● EXERCISE REQUIREMENTS:
Count the lines in the material below that contain the string "pyrethrum", treating uppercase and lowercase as different. Reply with the number alone.

╭──

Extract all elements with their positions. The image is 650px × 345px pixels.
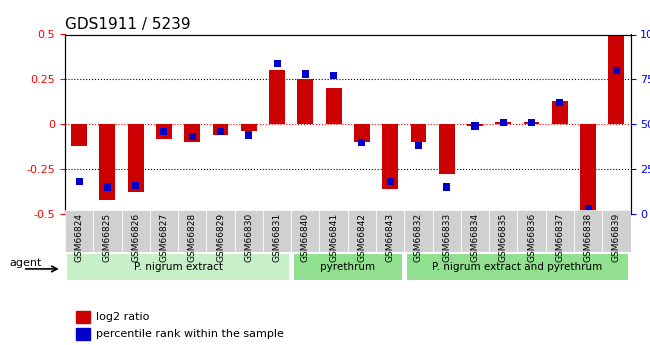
Text: log2 ratio: log2 ratio: [96, 312, 150, 322]
Text: GSM66829: GSM66829: [216, 213, 225, 262]
Bar: [382, 124, 398, 189]
Text: agent: agent: [10, 258, 42, 268]
Bar: [185, 124, 200, 142]
Bar: [291, 210, 320, 252]
FancyBboxPatch shape: [66, 253, 290, 282]
Text: GSM66841: GSM66841: [329, 213, 338, 262]
Bar: [320, 210, 348, 252]
Bar: [461, 210, 489, 252]
Bar: [245, 131, 252, 139]
Bar: [613, 67, 620, 74]
Bar: [439, 124, 454, 175]
Bar: [156, 124, 172, 139]
Text: GSM66839: GSM66839: [612, 213, 621, 262]
Bar: [235, 210, 263, 252]
Text: GSM66824: GSM66824: [75, 213, 84, 262]
Bar: [404, 210, 433, 252]
Bar: [75, 178, 83, 185]
Bar: [94, 210, 122, 252]
Text: P. nigrum extract and pyrethrum: P. nigrum extract and pyrethrum: [432, 263, 603, 272]
Bar: [411, 124, 426, 142]
Bar: [495, 122, 511, 124]
Bar: [348, 210, 376, 252]
Bar: [489, 210, 517, 252]
Bar: [72, 124, 87, 146]
Bar: [150, 210, 178, 252]
Bar: [263, 210, 291, 252]
Bar: [188, 133, 196, 140]
Bar: [556, 99, 564, 106]
Bar: [387, 178, 394, 185]
Text: GSM66834: GSM66834: [471, 213, 480, 262]
Bar: [207, 210, 235, 252]
Bar: [467, 124, 483, 126]
Bar: [528, 119, 535, 126]
Bar: [517, 210, 546, 252]
Bar: [584, 205, 592, 212]
Bar: [354, 124, 370, 142]
Text: GSM66832: GSM66832: [414, 213, 423, 262]
Text: GSM66840: GSM66840: [301, 213, 310, 262]
Bar: [128, 124, 144, 193]
Bar: [376, 210, 404, 252]
Bar: [178, 210, 207, 252]
Text: GSM66833: GSM66833: [442, 213, 451, 262]
Text: P. nigrum extract: P. nigrum extract: [134, 263, 222, 272]
Text: GSM66830: GSM66830: [244, 213, 254, 262]
Bar: [326, 88, 341, 124]
Text: GSM66825: GSM66825: [103, 213, 112, 262]
Bar: [545, 210, 574, 252]
Bar: [104, 184, 111, 190]
Bar: [580, 124, 596, 214]
Bar: [241, 124, 257, 131]
Text: pyrethrum: pyrethrum: [320, 263, 375, 272]
Text: GSM66842: GSM66842: [358, 213, 367, 262]
Bar: [65, 210, 94, 252]
Text: GSM66843: GSM66843: [385, 213, 395, 262]
Bar: [574, 210, 602, 252]
Bar: [213, 124, 228, 135]
Bar: [433, 210, 461, 252]
Bar: [76, 328, 90, 340]
FancyBboxPatch shape: [292, 253, 403, 282]
Bar: [99, 124, 115, 199]
Bar: [76, 310, 90, 323]
Bar: [471, 122, 478, 130]
Text: GSM66838: GSM66838: [584, 213, 593, 262]
Bar: [415, 142, 422, 149]
Text: GSM66827: GSM66827: [159, 213, 168, 262]
Text: GSM66828: GSM66828: [188, 213, 197, 262]
Bar: [269, 70, 285, 124]
Text: GSM66831: GSM66831: [272, 213, 281, 262]
Bar: [161, 128, 168, 135]
Text: percentile rank within the sample: percentile rank within the sample: [96, 329, 284, 339]
Bar: [330, 72, 337, 79]
Text: GSM66826: GSM66826: [131, 213, 140, 262]
Text: GSM66835: GSM66835: [499, 213, 508, 262]
Bar: [298, 79, 313, 124]
Bar: [217, 128, 224, 135]
Text: GSM66837: GSM66837: [555, 213, 564, 262]
Text: GSM66836: GSM66836: [527, 213, 536, 262]
Text: GDS1911 / 5239: GDS1911 / 5239: [65, 17, 190, 32]
Bar: [443, 184, 450, 190]
Bar: [132, 181, 139, 189]
Bar: [552, 101, 567, 124]
Bar: [500, 119, 507, 126]
Bar: [608, 0, 624, 124]
FancyBboxPatch shape: [406, 253, 629, 282]
Bar: [602, 210, 630, 252]
Bar: [358, 139, 365, 146]
Bar: [524, 122, 539, 124]
Bar: [302, 70, 309, 78]
Bar: [274, 60, 281, 67]
Bar: [122, 210, 150, 252]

╰──

● FINAL RESULT:
2